### [JOB]
Which lines below hold the word "output"? Copy all of them.

(Dataset rows)
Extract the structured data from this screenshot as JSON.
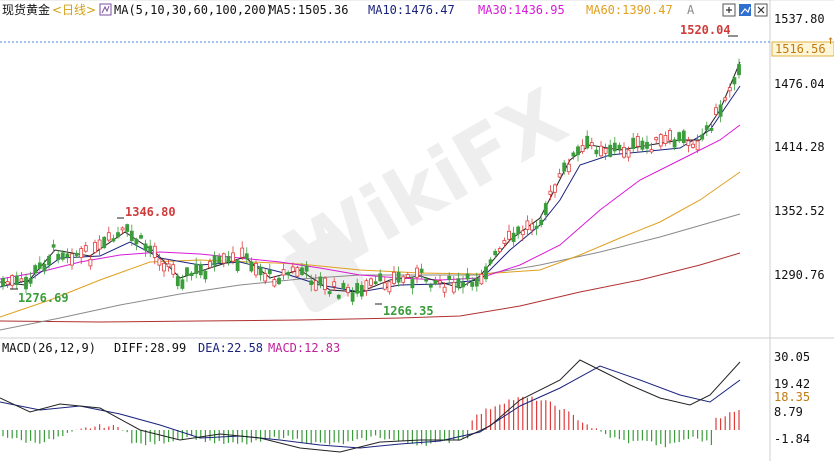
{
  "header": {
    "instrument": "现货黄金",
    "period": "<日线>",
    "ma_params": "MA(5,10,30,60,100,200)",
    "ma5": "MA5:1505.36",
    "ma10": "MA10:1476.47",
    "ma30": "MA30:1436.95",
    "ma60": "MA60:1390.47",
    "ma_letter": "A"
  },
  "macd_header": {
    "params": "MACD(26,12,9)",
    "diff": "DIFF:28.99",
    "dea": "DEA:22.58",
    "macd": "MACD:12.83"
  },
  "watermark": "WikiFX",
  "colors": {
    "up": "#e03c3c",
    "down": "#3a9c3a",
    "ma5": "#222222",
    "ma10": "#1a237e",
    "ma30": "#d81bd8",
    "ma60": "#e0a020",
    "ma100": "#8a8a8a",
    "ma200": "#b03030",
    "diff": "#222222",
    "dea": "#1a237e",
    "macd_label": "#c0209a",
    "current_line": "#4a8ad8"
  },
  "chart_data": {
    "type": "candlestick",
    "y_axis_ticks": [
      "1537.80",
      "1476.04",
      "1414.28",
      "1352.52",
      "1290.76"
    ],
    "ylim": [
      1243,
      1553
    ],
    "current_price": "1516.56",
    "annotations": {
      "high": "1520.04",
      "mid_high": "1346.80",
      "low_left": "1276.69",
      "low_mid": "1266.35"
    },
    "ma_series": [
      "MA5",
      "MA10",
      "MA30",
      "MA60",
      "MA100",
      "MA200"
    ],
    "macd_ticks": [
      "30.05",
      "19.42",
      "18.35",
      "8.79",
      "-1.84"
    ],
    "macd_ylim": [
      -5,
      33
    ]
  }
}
==
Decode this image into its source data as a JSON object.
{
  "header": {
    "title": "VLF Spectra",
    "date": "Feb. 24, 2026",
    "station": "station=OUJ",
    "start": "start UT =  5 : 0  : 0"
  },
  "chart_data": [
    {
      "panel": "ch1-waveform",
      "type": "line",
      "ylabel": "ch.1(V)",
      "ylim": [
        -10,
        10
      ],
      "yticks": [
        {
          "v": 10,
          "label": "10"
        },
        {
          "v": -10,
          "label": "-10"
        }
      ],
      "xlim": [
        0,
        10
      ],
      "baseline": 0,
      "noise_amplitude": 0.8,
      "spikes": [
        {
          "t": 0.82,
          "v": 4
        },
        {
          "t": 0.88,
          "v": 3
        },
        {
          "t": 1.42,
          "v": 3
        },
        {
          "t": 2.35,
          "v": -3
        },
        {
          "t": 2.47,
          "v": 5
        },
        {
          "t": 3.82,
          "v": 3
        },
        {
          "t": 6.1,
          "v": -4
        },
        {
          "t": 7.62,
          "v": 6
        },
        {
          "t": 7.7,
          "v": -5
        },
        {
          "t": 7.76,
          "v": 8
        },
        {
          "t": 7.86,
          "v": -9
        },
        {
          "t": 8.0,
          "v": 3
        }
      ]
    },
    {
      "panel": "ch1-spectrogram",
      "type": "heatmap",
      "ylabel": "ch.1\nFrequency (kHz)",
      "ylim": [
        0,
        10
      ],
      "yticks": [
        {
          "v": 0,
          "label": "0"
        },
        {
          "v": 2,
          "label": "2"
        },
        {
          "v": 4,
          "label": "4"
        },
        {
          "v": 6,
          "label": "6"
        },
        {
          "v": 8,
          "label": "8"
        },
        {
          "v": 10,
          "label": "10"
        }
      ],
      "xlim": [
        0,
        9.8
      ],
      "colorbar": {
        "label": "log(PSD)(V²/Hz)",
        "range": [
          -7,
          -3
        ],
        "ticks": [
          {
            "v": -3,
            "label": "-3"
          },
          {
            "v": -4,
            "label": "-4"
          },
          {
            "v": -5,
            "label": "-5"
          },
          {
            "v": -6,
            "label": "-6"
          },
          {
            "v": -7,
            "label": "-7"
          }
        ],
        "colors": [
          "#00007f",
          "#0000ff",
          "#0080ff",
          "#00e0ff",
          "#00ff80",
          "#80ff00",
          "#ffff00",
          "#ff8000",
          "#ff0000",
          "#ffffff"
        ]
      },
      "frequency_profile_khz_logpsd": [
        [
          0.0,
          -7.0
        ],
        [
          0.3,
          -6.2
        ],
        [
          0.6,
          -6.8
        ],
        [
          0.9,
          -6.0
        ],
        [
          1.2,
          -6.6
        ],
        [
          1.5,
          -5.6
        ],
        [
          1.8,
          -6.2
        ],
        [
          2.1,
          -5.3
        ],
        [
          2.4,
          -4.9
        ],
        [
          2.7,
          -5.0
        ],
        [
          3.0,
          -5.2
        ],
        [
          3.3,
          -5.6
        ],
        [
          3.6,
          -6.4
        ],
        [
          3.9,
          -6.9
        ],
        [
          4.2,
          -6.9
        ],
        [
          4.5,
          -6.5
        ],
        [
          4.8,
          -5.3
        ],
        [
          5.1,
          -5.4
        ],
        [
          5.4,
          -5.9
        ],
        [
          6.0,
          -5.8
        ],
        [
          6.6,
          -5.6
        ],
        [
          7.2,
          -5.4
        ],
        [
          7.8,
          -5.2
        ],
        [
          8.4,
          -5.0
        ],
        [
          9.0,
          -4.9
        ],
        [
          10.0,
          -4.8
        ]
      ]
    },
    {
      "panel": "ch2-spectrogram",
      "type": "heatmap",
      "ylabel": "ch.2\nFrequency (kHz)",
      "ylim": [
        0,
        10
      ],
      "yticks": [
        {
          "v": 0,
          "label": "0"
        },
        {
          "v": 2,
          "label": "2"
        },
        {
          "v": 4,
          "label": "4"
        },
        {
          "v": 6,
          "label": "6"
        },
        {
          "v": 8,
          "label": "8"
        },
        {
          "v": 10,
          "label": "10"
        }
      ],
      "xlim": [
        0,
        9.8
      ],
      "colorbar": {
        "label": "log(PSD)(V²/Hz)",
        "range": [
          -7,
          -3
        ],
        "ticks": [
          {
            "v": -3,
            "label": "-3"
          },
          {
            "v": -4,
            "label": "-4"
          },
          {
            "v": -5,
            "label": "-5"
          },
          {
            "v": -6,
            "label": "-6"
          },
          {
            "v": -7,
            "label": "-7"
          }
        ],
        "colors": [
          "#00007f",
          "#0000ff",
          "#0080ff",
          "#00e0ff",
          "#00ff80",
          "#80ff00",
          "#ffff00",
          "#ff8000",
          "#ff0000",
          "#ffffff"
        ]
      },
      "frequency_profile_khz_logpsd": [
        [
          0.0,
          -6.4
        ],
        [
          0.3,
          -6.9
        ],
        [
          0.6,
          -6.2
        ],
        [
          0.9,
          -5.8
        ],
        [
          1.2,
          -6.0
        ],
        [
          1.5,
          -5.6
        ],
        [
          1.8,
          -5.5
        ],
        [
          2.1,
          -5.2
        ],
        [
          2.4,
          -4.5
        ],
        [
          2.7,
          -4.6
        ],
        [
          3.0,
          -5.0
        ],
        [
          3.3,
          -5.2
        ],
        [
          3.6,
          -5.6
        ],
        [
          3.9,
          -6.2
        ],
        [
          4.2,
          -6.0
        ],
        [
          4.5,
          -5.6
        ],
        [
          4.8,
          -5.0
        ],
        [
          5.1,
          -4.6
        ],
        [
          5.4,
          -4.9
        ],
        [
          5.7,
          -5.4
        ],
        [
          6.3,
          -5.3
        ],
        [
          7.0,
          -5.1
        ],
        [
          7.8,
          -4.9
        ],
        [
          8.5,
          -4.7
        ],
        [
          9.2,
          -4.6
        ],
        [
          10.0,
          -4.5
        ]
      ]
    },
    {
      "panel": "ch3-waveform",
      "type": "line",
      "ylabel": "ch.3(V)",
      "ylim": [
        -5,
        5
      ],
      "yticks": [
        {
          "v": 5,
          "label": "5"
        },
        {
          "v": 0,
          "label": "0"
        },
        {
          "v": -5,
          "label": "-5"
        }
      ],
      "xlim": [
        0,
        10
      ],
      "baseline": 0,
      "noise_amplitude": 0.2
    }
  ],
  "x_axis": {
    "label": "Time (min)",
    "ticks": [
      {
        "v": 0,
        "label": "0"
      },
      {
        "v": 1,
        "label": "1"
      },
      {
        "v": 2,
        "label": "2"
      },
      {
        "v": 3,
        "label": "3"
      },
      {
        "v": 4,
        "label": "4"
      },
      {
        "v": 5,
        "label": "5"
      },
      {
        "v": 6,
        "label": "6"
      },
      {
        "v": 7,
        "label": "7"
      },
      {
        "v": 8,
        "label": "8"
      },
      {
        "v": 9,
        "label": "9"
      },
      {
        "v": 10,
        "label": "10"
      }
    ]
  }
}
==
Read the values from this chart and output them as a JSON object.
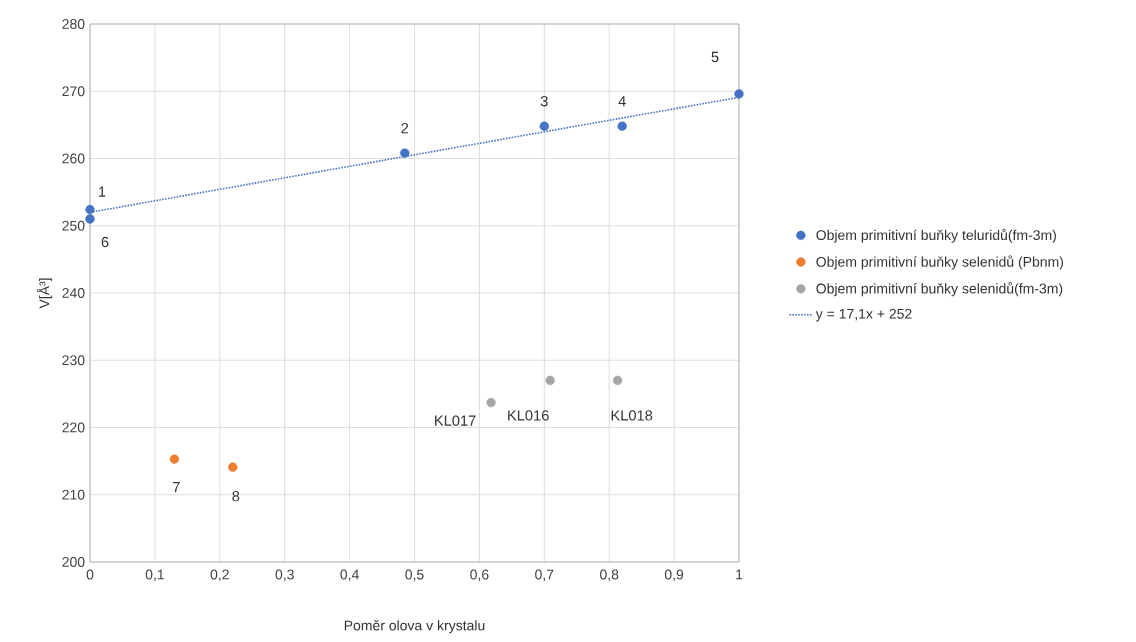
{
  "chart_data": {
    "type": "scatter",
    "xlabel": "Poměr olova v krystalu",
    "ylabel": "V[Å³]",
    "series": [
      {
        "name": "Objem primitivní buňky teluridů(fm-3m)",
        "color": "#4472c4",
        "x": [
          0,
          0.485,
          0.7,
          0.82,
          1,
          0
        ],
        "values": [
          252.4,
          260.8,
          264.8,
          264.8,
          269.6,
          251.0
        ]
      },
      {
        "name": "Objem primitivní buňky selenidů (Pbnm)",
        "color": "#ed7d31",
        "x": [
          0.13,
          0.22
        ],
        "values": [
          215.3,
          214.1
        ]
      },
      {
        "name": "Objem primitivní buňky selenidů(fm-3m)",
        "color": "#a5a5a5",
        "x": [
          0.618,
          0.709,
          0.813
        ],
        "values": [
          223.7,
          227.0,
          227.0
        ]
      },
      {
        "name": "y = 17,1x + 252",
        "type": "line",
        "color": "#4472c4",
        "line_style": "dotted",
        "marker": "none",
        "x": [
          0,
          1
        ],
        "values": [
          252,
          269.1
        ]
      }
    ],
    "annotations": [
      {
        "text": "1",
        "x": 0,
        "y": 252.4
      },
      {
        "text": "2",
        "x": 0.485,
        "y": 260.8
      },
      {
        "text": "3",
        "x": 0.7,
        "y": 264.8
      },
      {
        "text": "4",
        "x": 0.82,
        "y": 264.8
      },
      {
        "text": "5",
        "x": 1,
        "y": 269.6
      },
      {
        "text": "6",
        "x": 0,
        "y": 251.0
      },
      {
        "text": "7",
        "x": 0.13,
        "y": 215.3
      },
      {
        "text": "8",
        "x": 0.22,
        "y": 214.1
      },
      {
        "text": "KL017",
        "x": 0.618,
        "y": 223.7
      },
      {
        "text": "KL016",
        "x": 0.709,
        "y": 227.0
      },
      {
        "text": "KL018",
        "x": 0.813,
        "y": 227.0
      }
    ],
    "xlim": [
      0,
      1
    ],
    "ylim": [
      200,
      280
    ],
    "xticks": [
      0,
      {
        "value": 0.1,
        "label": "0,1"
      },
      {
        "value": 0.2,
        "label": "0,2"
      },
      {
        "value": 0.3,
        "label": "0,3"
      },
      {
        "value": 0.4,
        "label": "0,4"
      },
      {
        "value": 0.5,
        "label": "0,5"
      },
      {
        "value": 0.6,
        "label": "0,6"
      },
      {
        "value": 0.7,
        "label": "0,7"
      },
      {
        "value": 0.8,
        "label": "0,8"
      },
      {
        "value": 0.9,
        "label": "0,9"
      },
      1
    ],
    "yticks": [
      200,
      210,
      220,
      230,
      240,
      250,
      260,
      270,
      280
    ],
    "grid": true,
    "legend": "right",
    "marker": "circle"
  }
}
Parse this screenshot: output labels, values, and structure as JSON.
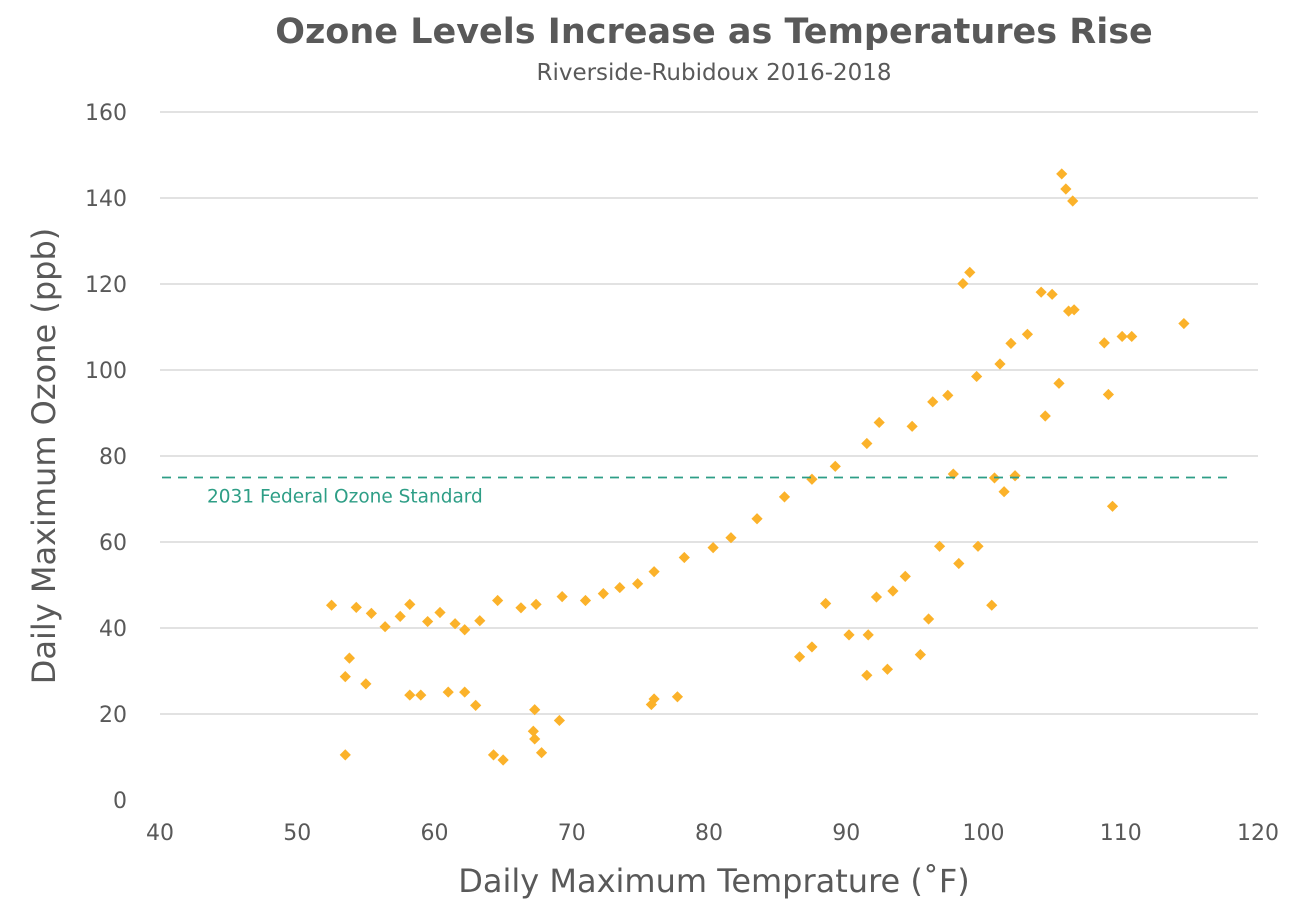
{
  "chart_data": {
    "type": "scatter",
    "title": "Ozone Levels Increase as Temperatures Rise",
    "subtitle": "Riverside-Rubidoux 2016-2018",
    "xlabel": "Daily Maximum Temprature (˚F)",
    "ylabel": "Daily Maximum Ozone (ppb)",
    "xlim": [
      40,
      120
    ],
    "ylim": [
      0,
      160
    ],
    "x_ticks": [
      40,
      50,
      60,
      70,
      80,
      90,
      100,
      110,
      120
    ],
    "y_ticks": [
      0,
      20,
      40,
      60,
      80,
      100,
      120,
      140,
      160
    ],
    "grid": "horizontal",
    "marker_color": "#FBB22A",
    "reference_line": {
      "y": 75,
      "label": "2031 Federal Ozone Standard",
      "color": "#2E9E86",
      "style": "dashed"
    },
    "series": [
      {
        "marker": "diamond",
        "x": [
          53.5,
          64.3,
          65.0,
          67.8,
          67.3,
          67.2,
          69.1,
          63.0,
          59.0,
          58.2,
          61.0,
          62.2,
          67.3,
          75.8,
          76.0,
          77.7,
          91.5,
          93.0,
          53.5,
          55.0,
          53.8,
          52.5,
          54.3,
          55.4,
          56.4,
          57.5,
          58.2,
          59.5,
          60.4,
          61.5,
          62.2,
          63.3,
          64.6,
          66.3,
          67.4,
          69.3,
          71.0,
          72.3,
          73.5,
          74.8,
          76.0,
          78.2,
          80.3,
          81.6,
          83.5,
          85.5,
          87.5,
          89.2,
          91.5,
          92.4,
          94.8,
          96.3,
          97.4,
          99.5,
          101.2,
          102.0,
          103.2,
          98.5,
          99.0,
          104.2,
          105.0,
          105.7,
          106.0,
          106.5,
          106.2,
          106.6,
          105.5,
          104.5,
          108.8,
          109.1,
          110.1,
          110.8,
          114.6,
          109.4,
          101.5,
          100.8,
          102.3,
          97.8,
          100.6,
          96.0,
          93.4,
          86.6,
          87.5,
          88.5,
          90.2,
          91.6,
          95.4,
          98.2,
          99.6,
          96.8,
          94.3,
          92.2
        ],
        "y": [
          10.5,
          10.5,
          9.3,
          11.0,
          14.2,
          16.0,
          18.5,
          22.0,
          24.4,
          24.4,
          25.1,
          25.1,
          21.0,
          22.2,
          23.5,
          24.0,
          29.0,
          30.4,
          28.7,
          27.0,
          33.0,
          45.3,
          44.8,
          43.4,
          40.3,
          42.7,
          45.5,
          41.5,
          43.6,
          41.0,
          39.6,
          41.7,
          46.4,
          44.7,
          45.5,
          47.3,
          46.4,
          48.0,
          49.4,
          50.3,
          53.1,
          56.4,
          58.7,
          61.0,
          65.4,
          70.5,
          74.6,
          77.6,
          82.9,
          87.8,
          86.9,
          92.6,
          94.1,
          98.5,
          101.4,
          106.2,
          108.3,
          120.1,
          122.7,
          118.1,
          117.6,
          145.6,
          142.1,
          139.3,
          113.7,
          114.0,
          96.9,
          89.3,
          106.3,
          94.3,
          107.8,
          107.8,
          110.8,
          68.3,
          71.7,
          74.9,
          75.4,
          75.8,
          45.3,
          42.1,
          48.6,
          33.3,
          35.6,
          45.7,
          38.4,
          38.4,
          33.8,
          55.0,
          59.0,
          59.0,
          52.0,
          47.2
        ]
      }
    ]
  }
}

### [COMPLETE ANSWER]
Read the values from this chart and output them as a JSON object.
Parse this screenshot: output labels, values, and structure as JSON.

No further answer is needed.